* start GIVEN INFORMATION *
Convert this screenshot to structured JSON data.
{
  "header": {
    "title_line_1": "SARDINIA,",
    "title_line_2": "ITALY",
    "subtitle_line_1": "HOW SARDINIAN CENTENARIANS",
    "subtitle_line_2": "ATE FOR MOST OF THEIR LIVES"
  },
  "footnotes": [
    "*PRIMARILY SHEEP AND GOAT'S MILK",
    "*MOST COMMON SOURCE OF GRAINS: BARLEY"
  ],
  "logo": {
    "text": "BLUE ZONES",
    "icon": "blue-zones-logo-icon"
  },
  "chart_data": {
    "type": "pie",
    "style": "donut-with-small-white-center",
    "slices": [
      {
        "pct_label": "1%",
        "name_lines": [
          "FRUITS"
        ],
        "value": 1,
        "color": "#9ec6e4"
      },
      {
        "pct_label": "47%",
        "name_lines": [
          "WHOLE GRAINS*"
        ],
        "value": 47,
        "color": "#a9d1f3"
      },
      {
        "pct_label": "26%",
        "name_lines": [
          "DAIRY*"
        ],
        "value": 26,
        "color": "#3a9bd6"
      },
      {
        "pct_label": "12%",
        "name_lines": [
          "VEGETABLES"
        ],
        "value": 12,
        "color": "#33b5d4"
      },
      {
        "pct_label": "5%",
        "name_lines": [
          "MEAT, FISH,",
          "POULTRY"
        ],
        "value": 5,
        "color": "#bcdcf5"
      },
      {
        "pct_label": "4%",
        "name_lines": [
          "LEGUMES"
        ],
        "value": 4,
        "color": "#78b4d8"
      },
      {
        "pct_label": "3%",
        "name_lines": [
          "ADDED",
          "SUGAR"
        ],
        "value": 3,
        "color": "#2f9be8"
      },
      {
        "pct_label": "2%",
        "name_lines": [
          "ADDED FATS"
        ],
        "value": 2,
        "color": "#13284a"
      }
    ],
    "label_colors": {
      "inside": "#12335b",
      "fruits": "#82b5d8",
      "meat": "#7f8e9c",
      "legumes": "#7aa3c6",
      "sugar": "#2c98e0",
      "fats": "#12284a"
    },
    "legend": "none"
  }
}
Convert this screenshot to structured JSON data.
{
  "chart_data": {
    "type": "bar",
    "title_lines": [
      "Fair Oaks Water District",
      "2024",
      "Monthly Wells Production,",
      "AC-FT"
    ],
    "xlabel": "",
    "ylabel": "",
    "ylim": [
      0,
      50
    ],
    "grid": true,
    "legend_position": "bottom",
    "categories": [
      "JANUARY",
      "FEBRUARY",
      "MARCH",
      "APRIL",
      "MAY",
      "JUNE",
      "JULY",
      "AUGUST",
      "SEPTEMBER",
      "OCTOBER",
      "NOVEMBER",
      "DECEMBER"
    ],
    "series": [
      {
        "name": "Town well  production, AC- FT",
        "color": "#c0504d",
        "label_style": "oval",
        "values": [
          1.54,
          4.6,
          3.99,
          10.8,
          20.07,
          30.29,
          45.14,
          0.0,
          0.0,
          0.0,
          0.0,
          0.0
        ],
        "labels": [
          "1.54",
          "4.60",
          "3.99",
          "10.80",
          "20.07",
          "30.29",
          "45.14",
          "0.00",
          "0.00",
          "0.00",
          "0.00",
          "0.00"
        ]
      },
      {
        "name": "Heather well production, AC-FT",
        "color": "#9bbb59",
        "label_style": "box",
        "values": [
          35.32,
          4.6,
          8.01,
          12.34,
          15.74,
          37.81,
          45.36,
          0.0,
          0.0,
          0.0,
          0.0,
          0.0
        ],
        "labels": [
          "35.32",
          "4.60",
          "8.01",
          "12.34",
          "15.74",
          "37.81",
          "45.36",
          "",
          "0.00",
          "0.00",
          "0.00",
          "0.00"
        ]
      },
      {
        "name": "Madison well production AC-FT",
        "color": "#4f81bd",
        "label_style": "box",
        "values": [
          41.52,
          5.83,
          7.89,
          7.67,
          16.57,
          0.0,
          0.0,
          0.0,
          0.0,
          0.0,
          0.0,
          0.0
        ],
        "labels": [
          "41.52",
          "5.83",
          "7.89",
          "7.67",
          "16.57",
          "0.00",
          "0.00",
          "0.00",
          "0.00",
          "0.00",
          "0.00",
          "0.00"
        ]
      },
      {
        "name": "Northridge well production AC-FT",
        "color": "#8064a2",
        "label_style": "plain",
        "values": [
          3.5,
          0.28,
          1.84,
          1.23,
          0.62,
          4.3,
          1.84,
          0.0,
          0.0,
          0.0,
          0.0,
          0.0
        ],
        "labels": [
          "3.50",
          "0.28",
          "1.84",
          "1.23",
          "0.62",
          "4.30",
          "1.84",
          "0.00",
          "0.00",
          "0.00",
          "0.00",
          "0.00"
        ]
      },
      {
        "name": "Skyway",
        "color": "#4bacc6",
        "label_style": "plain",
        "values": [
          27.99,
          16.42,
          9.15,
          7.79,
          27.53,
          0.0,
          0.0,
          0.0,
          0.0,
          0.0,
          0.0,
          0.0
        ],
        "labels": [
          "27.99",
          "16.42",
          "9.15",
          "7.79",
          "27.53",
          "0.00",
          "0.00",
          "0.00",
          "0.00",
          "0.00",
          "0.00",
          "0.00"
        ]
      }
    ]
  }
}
* end GIVEN INFORMATION *
* DO THIS: In full and verbatim, repeat the records given above.

* EXERCISE ANSWER:
Convert this screenshot to structured JSON data.
{
  "header": {
    "title_line_1": "SARDINIA,",
    "title_line_2": "ITALY",
    "subtitle_line_1": "HOW SARDINIAN CENTENARIANS",
    "subtitle_line_2": "ATE FOR MOST OF THEIR LIVES"
  },
  "footnotes": [
    "*PRIMARILY SHEEP AND GOAT'S MILK",
    "*MOST COMMON SOURCE OF GRAINS: BARLEY"
  ],
  "logo": {
    "text": "BLUE ZONES",
    "icon": "blue-zones-logo-icon"
  },
  "chart_data": {
    "type": "pie",
    "style": "donut-with-small-white-center",
    "slices": [
      {
        "pct_label": "1%",
        "name_lines": [
          "FRUITS"
        ],
        "value": 1,
        "color": "#9ec6e4"
      },
      {
        "pct_label": "47%",
        "name_lines": [
          "WHOLE GRAINS*"
        ],
        "value": 47,
        "color": "#a9d1f3"
      },
      {
        "pct_label": "26%",
        "name_lines": [
          "DAIRY*"
        ],
        "value": 26,
        "color": "#3a9bd6"
      },
      {
        "pct_label": "12%",
        "name_lines": [
          "VEGETABLES"
        ],
        "value": 12,
        "color": "#33b5d4"
      },
      {
        "pct_label": "5%",
        "name_lines": [
          "MEAT, FISH,",
          "POULTRY"
        ],
        "value": 5,
        "color": "#bcdcf5"
      },
      {
        "pct_label": "4%",
        "name_lines": [
          "LEGUMES"
        ],
        "value": 4,
        "color": "#78b4d8"
      },
      {
        "pct_label": "3%",
        "name_lines": [
          "ADDED",
          "SUGAR"
        ],
        "value": 3,
        "color": "#2f9be8"
      },
      {
        "pct_label": "2%",
        "name_lines": [
          "ADDED FATS"
        ],
        "value": 2,
        "color": "#13284a"
      }
    ],
    "label_colors": {
      "inside": "#12335b",
      "fruits": "#82b5d8",
      "meat": "#7f8e9c",
      "legumes": "#7aa3c6",
      "sugar": "#2c98e0",
      "fats": "#12284a"
    },
    "legend": "none"
  }
}
Convert this screenshot to structured JSON data.
{
  "chart_data": {
    "type": "bar",
    "title_lines": [
      "Fair Oaks Water District",
      "2024",
      "Monthly Wells Production,",
      "AC-FT"
    ],
    "xlabel": "",
    "ylabel": "",
    "ylim": [
      0,
      50
    ],
    "grid": true,
    "legend_position": "bottom",
    "categories": [
      "JANUARY",
      "FEBRUARY",
      "MARCH",
      "APRIL",
      "MAY",
      "JUNE",
      "JULY",
      "AUGUST",
      "SEPTEMBER",
      "OCTOBER",
      "NOVEMBER",
      "DECEMBER"
    ],
    "series": [
      {
        "name": "Town well  production, AC- FT",
        "color": "#c0504d",
        "label_style": "oval",
        "values": [
          1.54,
          4.6,
          3.99,
          10.8,
          20.07,
          30.29,
          45.14,
          0.0,
          0.0,
          0.0,
          0.0,
          0.0
        ],
        "labels": [
          "1.54",
          "4.60",
          "3.99",
          "10.80",
          "20.07",
          "30.29",
          "45.14",
          "0.00",
          "0.00",
          "0.00",
          "0.00",
          "0.00"
        ]
      },
      {
        "name": "Heather well production, AC-FT",
        "color": "#9bbb59",
        "label_style": "box",
        "values": [
          35.32,
          4.6,
          8.01,
          12.34,
          15.74,
          37.81,
          45.36,
          0.0,
          0.0,
          0.0,
          0.0,
          0.0
        ],
        "labels": [
          "35.32",
          "4.60",
          "8.01",
          "12.34",
          "15.74",
          "37.81",
          "45.36",
          "",
          "0.00",
          "0.00",
          "0.00",
          "0.00"
        ]
      },
      {
        "name": "Madison well production AC-FT",
        "color": "#4f81bd",
        "label_style": "box",
        "values": [
          41.52,
          5.83,
          7.89,
          7.67,
          16.57,
          0.0,
          0.0,
          0.0,
          0.0,
          0.0,
          0.0,
          0.0
        ],
        "labels": [
          "41.52",
          "5.83",
          "7.89",
          "7.67",
          "16.57",
          "0.00",
          "0.00",
          "0.00",
          "0.00",
          "0.00",
          "0.00",
          "0.00"
        ]
      },
      {
        "name": "Northridge well production AC-FT",
        "color": "#8064a2",
        "label_style": "plain",
        "values": [
          3.5,
          0.28,
          1.84,
          1.23,
          0.62,
          4.3,
          1.84,
          0.0,
          0.0,
          0.0,
          0.0,
          0.0
        ],
        "labels": [
          "3.50",
          "0.28",
          "1.84",
          "1.23",
          "0.62",
          "4.30",
          "1.84",
          "0.00",
          "0.00",
          "0.00",
          "0.00",
          "0.00"
        ]
      },
      {
        "name": "Skyway",
        "color": "#4bacc6",
        "label_style": "plain",
        "values": [
          27.99,
          16.42,
          9.15,
          7.79,
          27.53,
          0.0,
          0.0,
          0.0,
          0.0,
          0.0,
          0.0,
          0.0
        ],
        "labels": [
          "27.99",
          "16.42",
          "9.15",
          "7.79",
          "27.53",
          "0.00",
          "0.00",
          "0.00",
          "0.00",
          "0.00",
          "0.00",
          "0.00"
        ]
      }
    ]
  }
}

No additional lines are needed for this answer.